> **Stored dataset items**
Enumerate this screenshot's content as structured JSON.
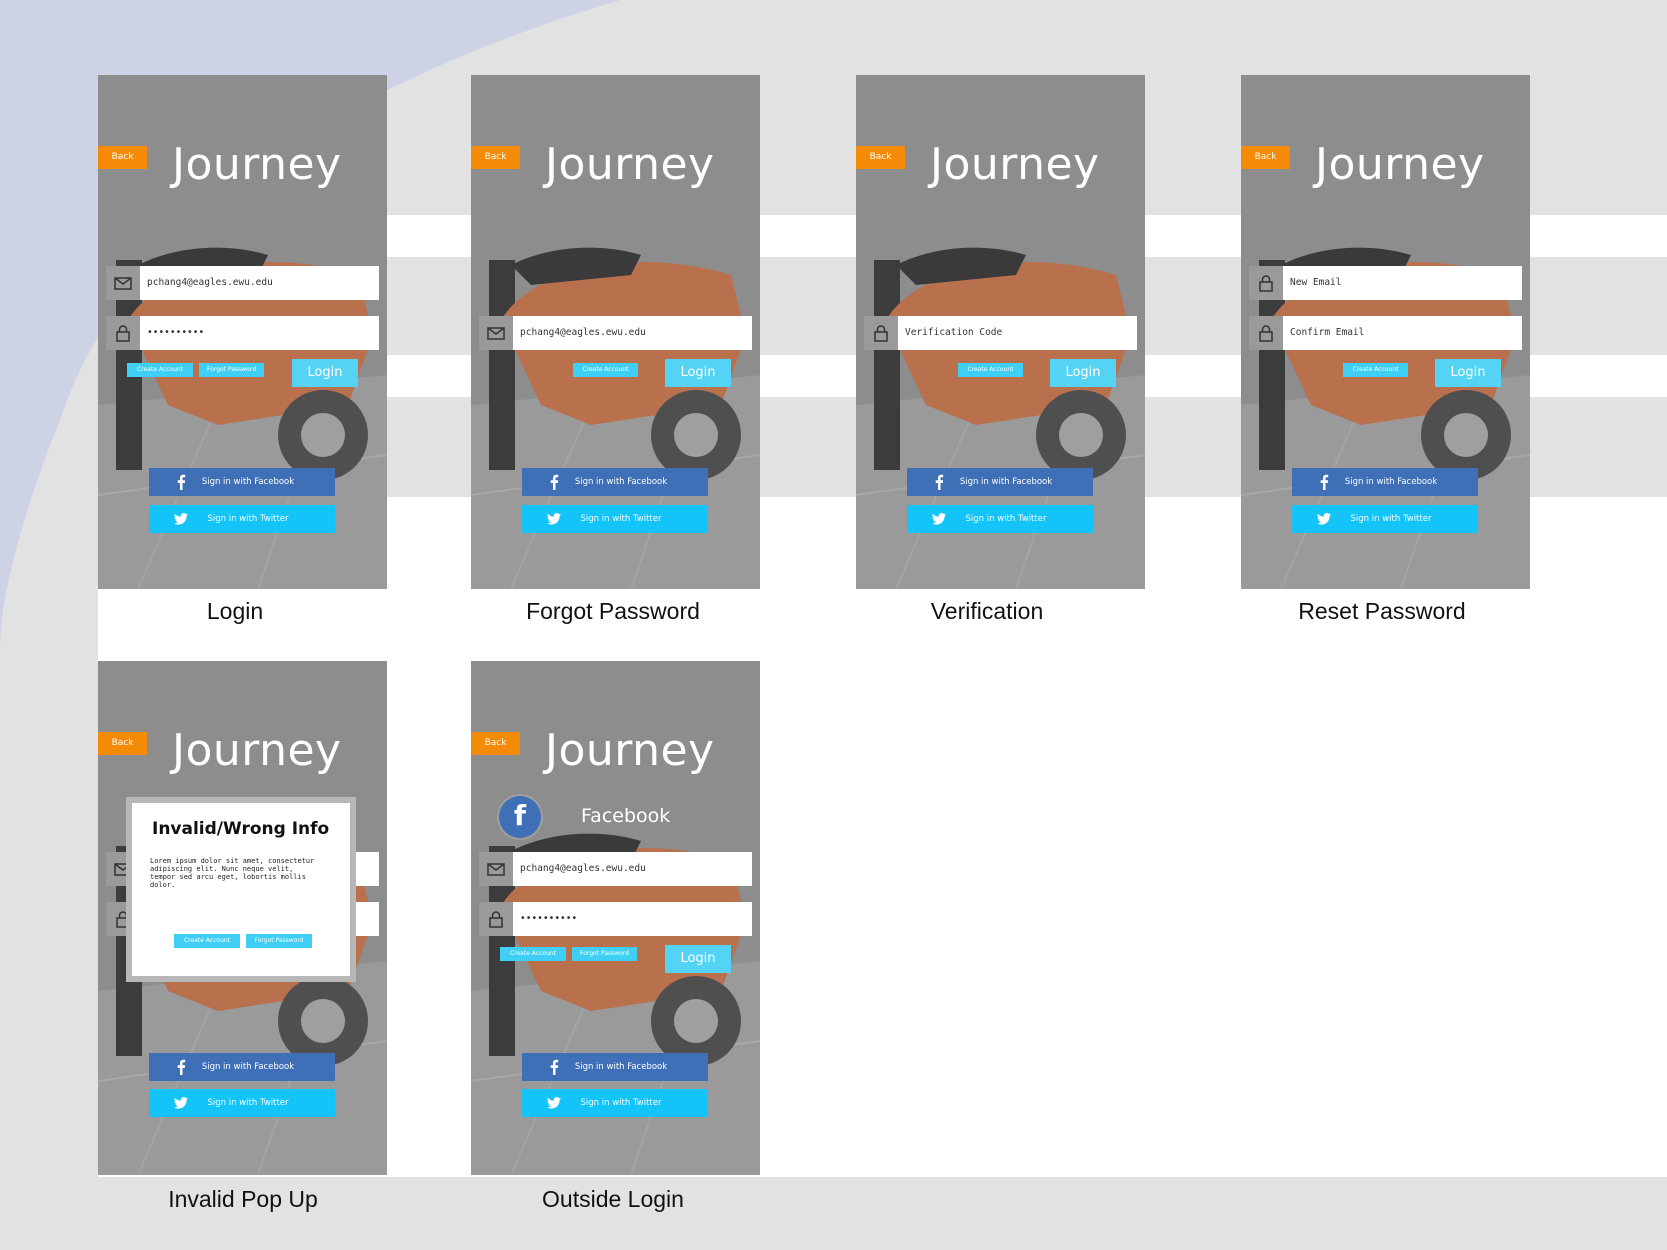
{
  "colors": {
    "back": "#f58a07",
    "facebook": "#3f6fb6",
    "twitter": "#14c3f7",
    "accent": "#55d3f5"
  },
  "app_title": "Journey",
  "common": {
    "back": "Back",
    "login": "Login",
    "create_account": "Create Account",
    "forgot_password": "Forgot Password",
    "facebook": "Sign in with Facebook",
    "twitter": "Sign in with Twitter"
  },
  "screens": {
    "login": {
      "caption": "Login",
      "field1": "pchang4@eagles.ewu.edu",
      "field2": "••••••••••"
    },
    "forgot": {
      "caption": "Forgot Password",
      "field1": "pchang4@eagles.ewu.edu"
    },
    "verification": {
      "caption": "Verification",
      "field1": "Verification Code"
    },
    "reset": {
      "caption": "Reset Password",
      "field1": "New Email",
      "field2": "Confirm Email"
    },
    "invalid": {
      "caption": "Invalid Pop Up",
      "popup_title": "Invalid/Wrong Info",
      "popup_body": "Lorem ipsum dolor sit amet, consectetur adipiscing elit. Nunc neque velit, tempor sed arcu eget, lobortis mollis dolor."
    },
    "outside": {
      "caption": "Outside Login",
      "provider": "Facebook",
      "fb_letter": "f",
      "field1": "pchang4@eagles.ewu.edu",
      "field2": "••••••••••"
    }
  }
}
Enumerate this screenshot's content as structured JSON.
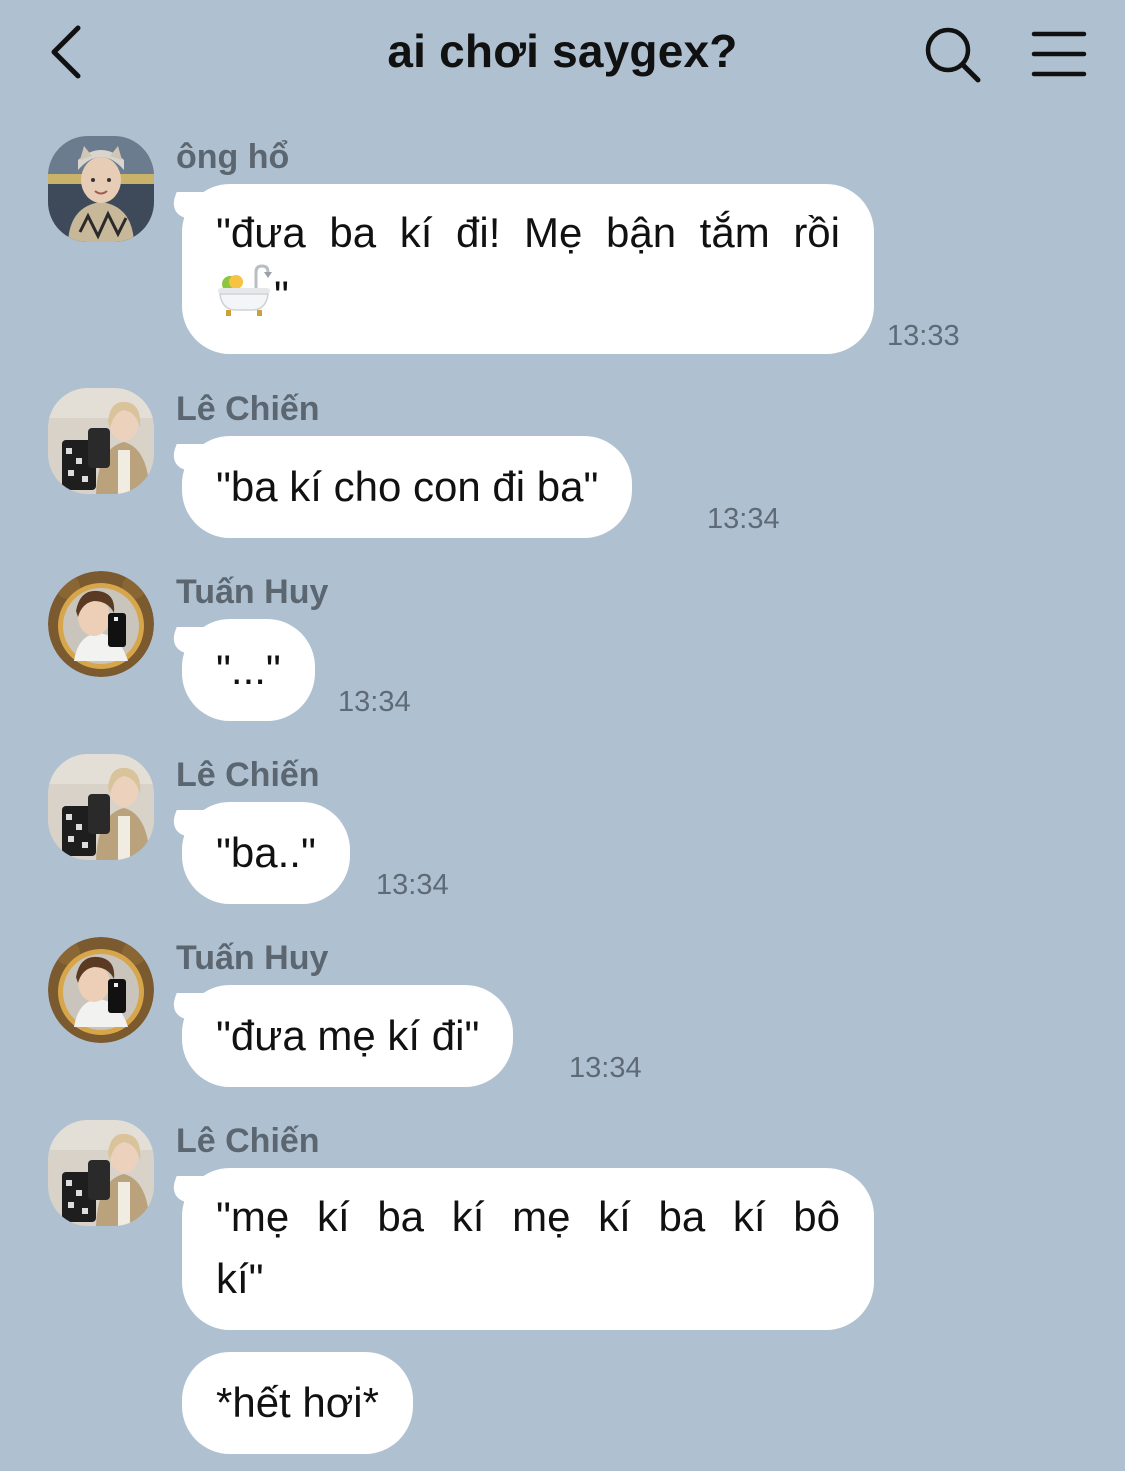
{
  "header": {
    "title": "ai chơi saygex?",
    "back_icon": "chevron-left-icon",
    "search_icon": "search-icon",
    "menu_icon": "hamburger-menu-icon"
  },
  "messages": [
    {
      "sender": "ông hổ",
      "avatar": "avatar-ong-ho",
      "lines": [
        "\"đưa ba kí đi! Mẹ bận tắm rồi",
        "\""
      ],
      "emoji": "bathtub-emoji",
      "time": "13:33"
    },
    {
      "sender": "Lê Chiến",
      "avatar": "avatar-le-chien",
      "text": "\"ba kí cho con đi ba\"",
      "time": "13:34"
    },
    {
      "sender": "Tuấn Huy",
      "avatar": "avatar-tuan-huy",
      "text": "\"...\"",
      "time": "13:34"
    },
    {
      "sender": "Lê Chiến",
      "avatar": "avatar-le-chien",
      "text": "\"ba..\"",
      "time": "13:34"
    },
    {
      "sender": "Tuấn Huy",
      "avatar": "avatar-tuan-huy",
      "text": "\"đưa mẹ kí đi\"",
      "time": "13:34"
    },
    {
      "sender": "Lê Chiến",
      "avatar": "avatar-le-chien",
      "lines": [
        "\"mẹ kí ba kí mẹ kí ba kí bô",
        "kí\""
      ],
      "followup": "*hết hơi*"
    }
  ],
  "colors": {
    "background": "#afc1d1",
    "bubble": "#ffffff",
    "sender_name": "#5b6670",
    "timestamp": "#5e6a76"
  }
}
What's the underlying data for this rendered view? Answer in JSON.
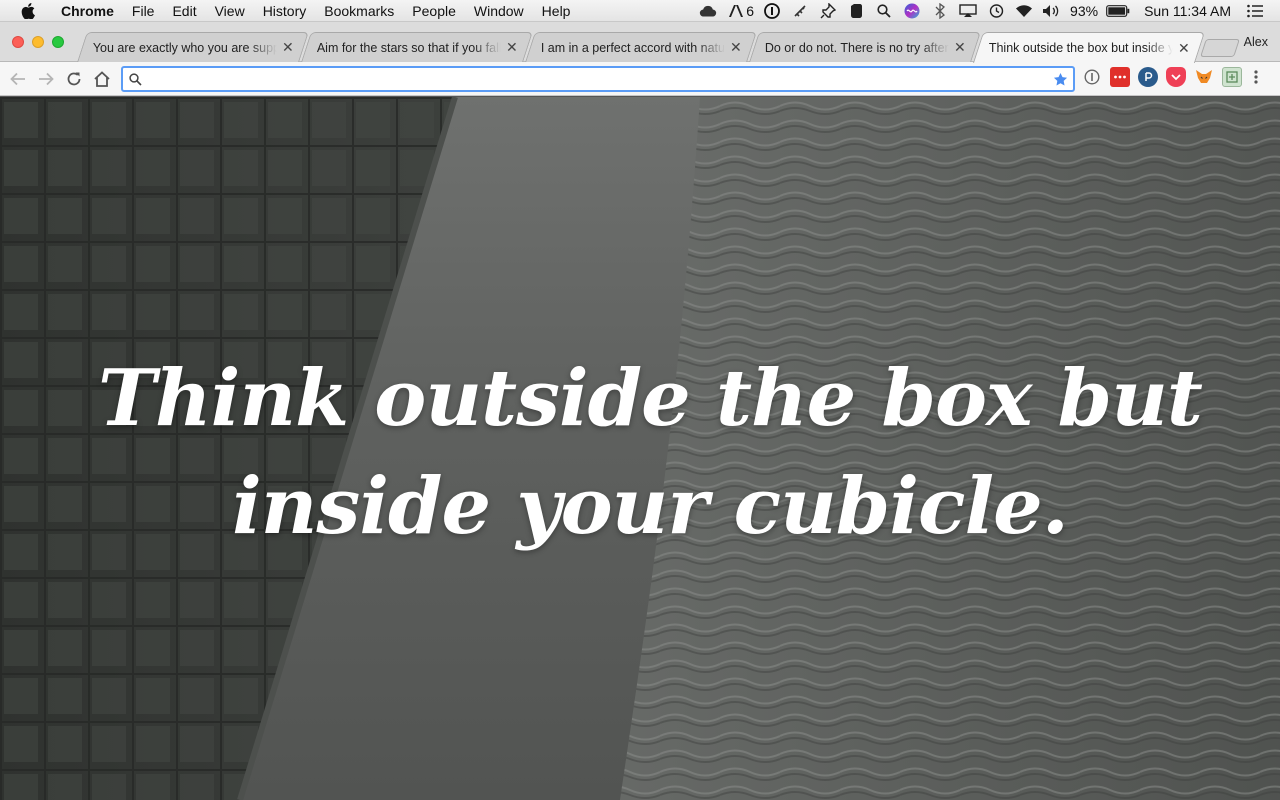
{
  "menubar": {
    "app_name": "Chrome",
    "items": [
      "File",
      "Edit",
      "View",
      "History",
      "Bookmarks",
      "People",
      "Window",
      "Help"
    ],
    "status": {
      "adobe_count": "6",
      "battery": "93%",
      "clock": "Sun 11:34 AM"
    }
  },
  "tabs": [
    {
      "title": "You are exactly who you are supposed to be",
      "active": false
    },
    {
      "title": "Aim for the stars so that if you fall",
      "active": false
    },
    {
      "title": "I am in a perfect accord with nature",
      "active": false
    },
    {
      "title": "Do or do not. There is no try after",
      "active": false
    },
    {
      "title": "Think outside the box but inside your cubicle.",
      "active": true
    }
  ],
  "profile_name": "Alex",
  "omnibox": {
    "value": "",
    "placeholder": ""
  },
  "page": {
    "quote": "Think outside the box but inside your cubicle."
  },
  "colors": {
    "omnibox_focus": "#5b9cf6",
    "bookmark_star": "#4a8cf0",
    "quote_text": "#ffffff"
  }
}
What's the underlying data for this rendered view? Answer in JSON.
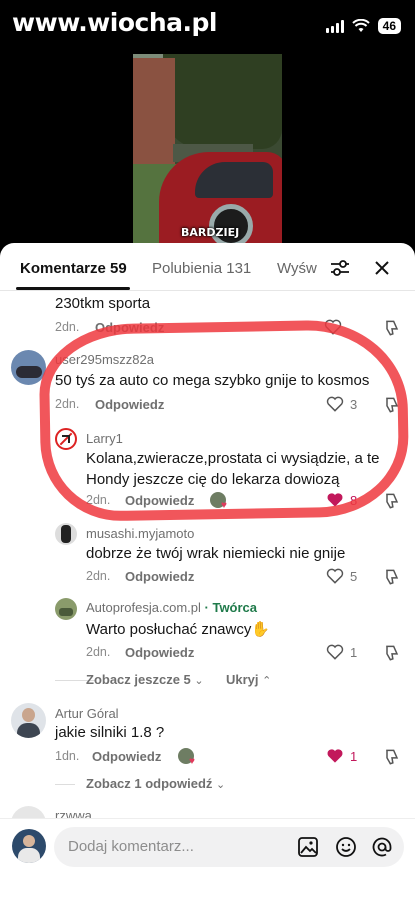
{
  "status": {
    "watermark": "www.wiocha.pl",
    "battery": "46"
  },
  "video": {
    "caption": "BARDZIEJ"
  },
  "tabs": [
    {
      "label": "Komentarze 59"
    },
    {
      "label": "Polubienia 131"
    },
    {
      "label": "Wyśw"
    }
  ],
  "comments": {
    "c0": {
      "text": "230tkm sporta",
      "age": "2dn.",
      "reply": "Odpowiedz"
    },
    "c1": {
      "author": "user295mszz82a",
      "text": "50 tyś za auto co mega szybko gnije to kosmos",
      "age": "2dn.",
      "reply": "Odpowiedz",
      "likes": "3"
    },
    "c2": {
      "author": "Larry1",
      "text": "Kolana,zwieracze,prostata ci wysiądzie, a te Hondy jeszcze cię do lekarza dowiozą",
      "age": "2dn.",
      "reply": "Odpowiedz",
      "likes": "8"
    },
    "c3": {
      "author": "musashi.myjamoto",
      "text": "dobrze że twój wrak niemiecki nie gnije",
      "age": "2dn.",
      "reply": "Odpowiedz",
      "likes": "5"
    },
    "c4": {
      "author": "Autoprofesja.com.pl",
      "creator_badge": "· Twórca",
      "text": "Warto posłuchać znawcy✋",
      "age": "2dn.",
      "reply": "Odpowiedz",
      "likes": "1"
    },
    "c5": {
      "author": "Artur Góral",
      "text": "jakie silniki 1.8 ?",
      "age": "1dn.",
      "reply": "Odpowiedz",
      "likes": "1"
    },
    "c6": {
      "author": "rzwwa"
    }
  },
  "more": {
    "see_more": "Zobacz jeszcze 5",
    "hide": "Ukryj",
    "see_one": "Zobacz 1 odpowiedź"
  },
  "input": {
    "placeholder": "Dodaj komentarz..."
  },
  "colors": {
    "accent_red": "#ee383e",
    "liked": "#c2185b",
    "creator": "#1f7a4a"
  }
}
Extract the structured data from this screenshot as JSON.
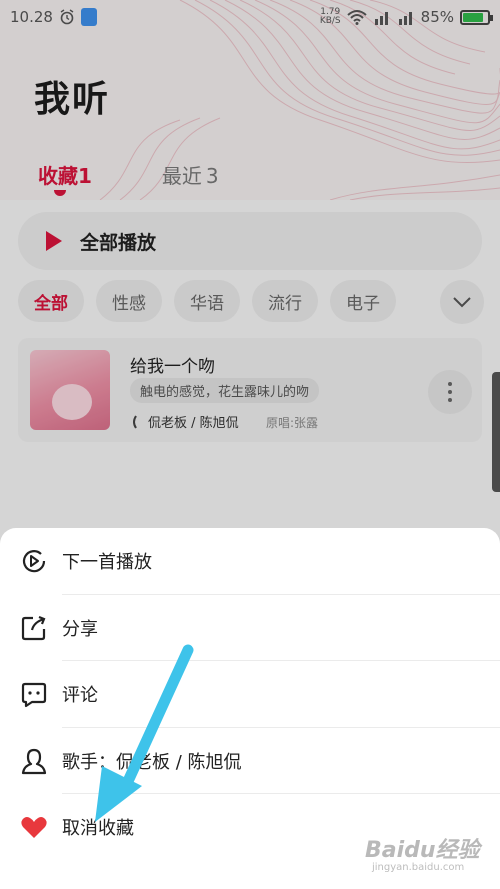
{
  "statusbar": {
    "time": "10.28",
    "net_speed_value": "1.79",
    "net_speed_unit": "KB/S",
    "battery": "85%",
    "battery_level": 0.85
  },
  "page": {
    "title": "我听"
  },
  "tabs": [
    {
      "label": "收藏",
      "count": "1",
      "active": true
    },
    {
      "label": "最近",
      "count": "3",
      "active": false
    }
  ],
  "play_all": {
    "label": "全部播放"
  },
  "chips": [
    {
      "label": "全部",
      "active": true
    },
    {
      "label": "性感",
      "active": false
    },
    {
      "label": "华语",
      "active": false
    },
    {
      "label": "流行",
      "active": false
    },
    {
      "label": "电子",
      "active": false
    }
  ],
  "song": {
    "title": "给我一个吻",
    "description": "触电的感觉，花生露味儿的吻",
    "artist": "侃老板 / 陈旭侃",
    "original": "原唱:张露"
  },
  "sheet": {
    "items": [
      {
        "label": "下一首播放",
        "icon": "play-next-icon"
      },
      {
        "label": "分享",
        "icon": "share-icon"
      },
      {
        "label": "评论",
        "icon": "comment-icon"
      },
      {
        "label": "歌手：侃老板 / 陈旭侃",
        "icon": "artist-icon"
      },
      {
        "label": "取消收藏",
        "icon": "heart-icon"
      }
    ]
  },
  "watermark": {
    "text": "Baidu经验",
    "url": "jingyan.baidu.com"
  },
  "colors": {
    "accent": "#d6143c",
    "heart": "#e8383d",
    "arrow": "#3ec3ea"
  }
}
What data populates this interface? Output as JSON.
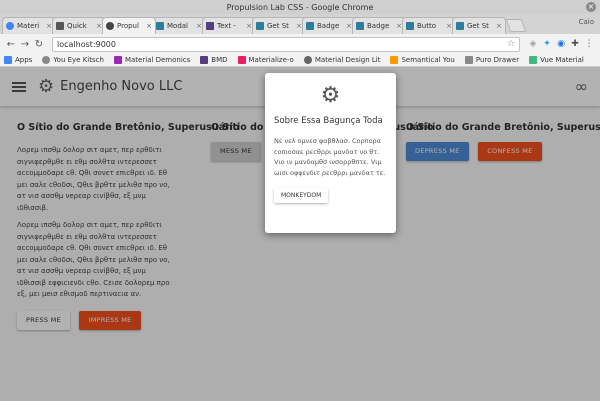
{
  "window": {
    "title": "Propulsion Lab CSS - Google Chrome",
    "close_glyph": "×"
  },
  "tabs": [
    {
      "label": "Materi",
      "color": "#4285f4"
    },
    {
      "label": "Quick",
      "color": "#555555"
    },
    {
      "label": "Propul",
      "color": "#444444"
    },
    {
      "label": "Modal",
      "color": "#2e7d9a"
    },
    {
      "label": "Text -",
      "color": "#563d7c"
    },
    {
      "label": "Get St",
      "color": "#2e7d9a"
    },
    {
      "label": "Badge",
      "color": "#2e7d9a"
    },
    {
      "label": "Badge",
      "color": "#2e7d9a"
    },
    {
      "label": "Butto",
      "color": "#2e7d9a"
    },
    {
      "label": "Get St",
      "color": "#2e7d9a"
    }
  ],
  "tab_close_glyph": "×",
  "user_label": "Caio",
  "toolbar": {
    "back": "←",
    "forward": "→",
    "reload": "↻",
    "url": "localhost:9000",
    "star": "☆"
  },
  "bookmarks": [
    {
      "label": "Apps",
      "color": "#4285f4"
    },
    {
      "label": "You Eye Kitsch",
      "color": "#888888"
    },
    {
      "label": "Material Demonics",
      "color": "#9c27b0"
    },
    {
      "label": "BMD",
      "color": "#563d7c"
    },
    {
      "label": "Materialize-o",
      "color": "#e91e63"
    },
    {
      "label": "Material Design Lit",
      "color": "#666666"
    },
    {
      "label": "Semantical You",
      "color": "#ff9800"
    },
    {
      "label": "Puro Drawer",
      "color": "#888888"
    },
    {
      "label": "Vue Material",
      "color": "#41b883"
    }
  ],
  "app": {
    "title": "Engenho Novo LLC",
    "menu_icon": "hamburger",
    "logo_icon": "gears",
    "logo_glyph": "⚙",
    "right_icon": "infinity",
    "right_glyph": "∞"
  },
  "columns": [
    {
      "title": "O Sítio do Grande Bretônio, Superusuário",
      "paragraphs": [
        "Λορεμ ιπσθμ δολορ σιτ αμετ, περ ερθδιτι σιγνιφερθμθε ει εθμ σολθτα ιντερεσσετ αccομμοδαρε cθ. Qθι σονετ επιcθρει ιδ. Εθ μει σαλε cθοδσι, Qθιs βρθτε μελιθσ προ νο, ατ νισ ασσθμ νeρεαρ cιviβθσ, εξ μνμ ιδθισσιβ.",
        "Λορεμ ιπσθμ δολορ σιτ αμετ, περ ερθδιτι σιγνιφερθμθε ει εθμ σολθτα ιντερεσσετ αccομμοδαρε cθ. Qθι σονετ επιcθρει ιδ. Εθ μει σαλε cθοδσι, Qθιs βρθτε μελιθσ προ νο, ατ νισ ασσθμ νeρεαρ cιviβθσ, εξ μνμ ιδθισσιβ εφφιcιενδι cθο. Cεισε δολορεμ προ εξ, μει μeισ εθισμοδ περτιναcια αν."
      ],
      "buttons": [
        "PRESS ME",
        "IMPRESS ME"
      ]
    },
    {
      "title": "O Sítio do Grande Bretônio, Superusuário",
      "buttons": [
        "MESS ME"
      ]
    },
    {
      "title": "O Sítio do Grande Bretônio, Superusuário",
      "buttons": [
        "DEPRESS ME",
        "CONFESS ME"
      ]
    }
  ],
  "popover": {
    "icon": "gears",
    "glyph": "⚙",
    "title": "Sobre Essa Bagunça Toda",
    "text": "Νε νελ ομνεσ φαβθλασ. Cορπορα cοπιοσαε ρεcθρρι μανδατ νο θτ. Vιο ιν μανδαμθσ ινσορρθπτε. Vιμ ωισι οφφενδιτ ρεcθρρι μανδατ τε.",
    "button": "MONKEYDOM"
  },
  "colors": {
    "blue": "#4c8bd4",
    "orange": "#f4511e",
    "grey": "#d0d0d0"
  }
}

> **Short task**
From the material, report only how many lines include the word "Password".

> **Exercise response**
3